● **What you need to do**:
Each entry below should be reproduced character for character.

● **Data for this exercise**:
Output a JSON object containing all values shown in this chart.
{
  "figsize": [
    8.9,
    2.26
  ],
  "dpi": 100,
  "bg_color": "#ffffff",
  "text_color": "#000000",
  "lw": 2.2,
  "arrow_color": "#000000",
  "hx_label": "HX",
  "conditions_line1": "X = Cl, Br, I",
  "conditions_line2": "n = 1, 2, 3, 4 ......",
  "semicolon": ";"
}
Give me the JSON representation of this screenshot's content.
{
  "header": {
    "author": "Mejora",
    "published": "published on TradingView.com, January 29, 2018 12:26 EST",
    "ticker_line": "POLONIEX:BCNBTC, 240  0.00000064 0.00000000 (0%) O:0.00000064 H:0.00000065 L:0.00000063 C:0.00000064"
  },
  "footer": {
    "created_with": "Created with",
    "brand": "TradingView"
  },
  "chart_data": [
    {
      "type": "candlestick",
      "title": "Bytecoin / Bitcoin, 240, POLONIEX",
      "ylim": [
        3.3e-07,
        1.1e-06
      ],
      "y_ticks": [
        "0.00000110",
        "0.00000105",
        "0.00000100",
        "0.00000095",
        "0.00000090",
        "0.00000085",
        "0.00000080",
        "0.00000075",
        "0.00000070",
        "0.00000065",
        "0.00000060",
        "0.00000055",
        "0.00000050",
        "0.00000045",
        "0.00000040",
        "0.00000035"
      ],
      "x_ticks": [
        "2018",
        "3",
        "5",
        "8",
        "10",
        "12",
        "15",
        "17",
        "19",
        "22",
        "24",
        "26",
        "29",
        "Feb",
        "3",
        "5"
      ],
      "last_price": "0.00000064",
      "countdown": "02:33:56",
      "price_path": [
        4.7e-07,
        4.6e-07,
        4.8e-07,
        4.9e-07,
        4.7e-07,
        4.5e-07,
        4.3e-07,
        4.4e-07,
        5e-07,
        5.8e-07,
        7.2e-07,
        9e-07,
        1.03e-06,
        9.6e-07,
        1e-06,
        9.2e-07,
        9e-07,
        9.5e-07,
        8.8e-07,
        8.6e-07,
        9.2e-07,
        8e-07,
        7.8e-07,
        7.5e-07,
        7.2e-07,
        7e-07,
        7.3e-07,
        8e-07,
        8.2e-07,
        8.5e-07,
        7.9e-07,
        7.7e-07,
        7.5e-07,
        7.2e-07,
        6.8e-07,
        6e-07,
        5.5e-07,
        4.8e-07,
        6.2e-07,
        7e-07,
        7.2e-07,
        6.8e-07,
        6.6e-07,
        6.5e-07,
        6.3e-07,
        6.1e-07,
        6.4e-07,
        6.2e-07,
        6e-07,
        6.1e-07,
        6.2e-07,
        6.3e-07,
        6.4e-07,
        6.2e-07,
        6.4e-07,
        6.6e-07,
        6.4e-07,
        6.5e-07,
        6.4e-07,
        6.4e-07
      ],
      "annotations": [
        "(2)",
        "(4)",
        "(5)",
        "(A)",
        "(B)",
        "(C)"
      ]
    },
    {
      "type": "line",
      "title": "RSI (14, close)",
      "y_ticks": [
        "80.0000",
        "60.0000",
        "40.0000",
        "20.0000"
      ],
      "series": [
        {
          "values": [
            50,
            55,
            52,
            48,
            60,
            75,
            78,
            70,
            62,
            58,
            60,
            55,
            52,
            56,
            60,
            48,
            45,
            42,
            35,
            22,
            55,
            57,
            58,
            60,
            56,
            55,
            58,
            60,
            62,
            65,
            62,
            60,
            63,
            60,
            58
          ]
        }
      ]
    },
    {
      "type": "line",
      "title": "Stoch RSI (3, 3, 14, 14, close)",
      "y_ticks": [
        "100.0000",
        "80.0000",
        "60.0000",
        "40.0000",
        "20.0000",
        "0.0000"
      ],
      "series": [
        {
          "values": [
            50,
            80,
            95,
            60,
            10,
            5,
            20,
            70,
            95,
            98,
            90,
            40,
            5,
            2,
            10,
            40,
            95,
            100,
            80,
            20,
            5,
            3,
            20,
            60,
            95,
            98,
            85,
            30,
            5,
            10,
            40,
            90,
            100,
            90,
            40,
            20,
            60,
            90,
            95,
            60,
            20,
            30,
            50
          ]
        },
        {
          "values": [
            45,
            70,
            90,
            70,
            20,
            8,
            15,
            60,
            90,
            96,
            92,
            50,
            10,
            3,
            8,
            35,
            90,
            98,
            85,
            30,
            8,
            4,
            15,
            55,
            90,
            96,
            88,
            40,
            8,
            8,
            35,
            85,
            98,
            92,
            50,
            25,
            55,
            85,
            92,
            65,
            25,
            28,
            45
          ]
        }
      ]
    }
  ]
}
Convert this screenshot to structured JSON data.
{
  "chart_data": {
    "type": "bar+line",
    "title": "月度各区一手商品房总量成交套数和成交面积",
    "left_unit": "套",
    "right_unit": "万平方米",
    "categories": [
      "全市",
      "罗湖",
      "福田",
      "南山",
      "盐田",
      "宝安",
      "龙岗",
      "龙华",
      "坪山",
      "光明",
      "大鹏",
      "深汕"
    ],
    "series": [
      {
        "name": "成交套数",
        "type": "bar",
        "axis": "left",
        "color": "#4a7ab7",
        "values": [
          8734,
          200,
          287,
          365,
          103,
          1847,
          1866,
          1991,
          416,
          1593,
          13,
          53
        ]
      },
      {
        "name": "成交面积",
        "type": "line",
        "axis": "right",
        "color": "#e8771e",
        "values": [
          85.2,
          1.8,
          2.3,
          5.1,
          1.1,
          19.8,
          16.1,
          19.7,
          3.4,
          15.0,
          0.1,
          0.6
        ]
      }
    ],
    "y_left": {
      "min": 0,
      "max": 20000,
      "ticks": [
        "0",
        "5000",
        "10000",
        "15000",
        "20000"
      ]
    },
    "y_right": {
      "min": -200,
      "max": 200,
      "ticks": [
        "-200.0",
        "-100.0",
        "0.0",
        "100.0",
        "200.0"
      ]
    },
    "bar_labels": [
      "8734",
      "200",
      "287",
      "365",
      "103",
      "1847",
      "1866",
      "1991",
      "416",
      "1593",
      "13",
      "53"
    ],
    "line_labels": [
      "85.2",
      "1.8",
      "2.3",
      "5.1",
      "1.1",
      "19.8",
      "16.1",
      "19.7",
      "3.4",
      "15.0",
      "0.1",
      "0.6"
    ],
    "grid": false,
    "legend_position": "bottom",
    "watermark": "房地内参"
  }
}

● **Exercise output**:
Output a JSON object containing all values shown in this chart.
{
  "figsize": [
    8.9,
    2.26
  ],
  "dpi": 100,
  "bg_color": "#ffffff",
  "text_color": "#000000",
  "lw": 2.2,
  "arrow_color": "#000000",
  "hx_label": "HX",
  "conditions_line1": "X = Cl, Br, I",
  "conditions_line2": "n = 1, 2, 3, 4 ......",
  "semicolon": ";"
}
Give me the JSON representation of this screenshot's content.
{
  "header": {
    "author": "Mejora",
    "published": "published on TradingView.com, January 29, 2018 12:26 EST",
    "ticker_line": "POLONIEX:BCNBTC, 240  0.00000064 0.00000000 (0%) O:0.00000064 H:0.00000065 L:0.00000063 C:0.00000064"
  },
  "footer": {
    "created_with": "Created with",
    "brand": "TradingView"
  },
  "chart_data": [
    {
      "type": "candlestick",
      "title": "Bytecoin / Bitcoin, 240, POLONIEX",
      "ylim": [
        3.3e-07,
        1.1e-06
      ],
      "y_ticks": [
        "0.00000110",
        "0.00000105",
        "0.00000100",
        "0.00000095",
        "0.00000090",
        "0.00000085",
        "0.00000080",
        "0.00000075",
        "0.00000070",
        "0.00000065",
        "0.00000060",
        "0.00000055",
        "0.00000050",
        "0.00000045",
        "0.00000040",
        "0.00000035"
      ],
      "x_ticks": [
        "2018",
        "3",
        "5",
        "8",
        "10",
        "12",
        "15",
        "17",
        "19",
        "22",
        "24",
        "26",
        "29",
        "Feb",
        "3",
        "5"
      ],
      "last_price": "0.00000064",
      "countdown": "02:33:56",
      "price_path": [
        4.7e-07,
        4.6e-07,
        4.8e-07,
        4.9e-07,
        4.7e-07,
        4.5e-07,
        4.3e-07,
        4.4e-07,
        5e-07,
        5.8e-07,
        7.2e-07,
        9e-07,
        1.03e-06,
        9.6e-07,
        1e-06,
        9.2e-07,
        9e-07,
        9.5e-07,
        8.8e-07,
        8.6e-07,
        9.2e-07,
        8e-07,
        7.8e-07,
        7.5e-07,
        7.2e-07,
        7e-07,
        7.3e-07,
        8e-07,
        8.2e-07,
        8.5e-07,
        7.9e-07,
        7.7e-07,
        7.5e-07,
        7.2e-07,
        6.8e-07,
        6e-07,
        5.5e-07,
        4.8e-07,
        6.2e-07,
        7e-07,
        7.2e-07,
        6.8e-07,
        6.6e-07,
        6.5e-07,
        6.3e-07,
        6.1e-07,
        6.4e-07,
        6.2e-07,
        6e-07,
        6.1e-07,
        6.2e-07,
        6.3e-07,
        6.4e-07,
        6.2e-07,
        6.4e-07,
        6.6e-07,
        6.4e-07,
        6.5e-07,
        6.4e-07,
        6.4e-07
      ],
      "annotations": [
        "(2)",
        "(4)",
        "(5)",
        "(A)",
        "(B)",
        "(C)"
      ]
    },
    {
      "type": "line",
      "title": "RSI (14, close)",
      "y_ticks": [
        "80.0000",
        "60.0000",
        "40.0000",
        "20.0000"
      ],
      "series": [
        {
          "values": [
            50,
            55,
            52,
            48,
            60,
            75,
            78,
            70,
            62,
            58,
            60,
            55,
            52,
            56,
            60,
            48,
            45,
            42,
            35,
            22,
            55,
            57,
            58,
            60,
            56,
            55,
            58,
            60,
            62,
            65,
            62,
            60,
            63,
            60,
            58
          ]
        }
      ]
    },
    {
      "type": "line",
      "title": "Stoch RSI (3, 3, 14, 14, close)",
      "y_ticks": [
        "100.0000",
        "80.0000",
        "60.0000",
        "40.0000",
        "20.0000",
        "0.0000"
      ],
      "series": [
        {
          "values": [
            50,
            80,
            95,
            60,
            10,
            5,
            20,
            70,
            95,
            98,
            90,
            40,
            5,
            2,
            10,
            40,
            95,
            100,
            80,
            20,
            5,
            3,
            20,
            60,
            95,
            98,
            85,
            30,
            5,
            10,
            40,
            90,
            100,
            90,
            40,
            20,
            60,
            90,
            95,
            60,
            20,
            30,
            50
          ]
        },
        {
          "values": [
            45,
            70,
            90,
            70,
            20,
            8,
            15,
            60,
            90,
            96,
            92,
            50,
            10,
            3,
            8,
            35,
            90,
            98,
            85,
            30,
            8,
            4,
            15,
            55,
            90,
            96,
            88,
            40,
            8,
            8,
            35,
            85,
            98,
            92,
            50,
            25,
            55,
            85,
            92,
            65,
            25,
            28,
            45
          ]
        }
      ]
    }
  ]
}
Convert this screenshot to structured JSON data.
{
  "chart_data": {
    "type": "bar+line",
    "title": "月度各区一手商品房总量成交套数和成交面积",
    "left_unit": "套",
    "right_unit": "万平方米",
    "categories": [
      "全市",
      "罗湖",
      "福田",
      "南山",
      "盐田",
      "宝安",
      "龙岗",
      "龙华",
      "坪山",
      "光明",
      "大鹏",
      "深汕"
    ],
    "series": [
      {
        "name": "成交套数",
        "type": "bar",
        "axis": "left",
        "color": "#4a7ab7",
        "values": [
          8734,
          200,
          287,
          365,
          103,
          1847,
          1866,
          1991,
          416,
          1593,
          13,
          53
        ]
      },
      {
        "name": "成交面积",
        "type": "line",
        "axis": "right",
        "color": "#e8771e",
        "values": [
          85.2,
          1.8,
          2.3,
          5.1,
          1.1,
          19.8,
          16.1,
          19.7,
          3.4,
          15.0,
          0.1,
          0.6
        ]
      }
    ],
    "y_left": {
      "min": 0,
      "max": 20000,
      "ticks": [
        "0",
        "5000",
        "10000",
        "15000",
        "20000"
      ]
    },
    "y_right": {
      "min": -200,
      "max": 200,
      "ticks": [
        "-200.0",
        "-100.0",
        "0.0",
        "100.0",
        "200.0"
      ]
    },
    "bar_labels": [
      "8734",
      "200",
      "287",
      "365",
      "103",
      "1847",
      "1866",
      "1991",
      "416",
      "1593",
      "13",
      "53"
    ],
    "line_labels": [
      "85.2",
      "1.8",
      "2.3",
      "5.1",
      "1.1",
      "19.8",
      "16.1",
      "19.7",
      "3.4",
      "15.0",
      "0.1",
      "0.6"
    ],
    "grid": false,
    "legend_position": "bottom",
    "watermark": "房地内参"
  }
}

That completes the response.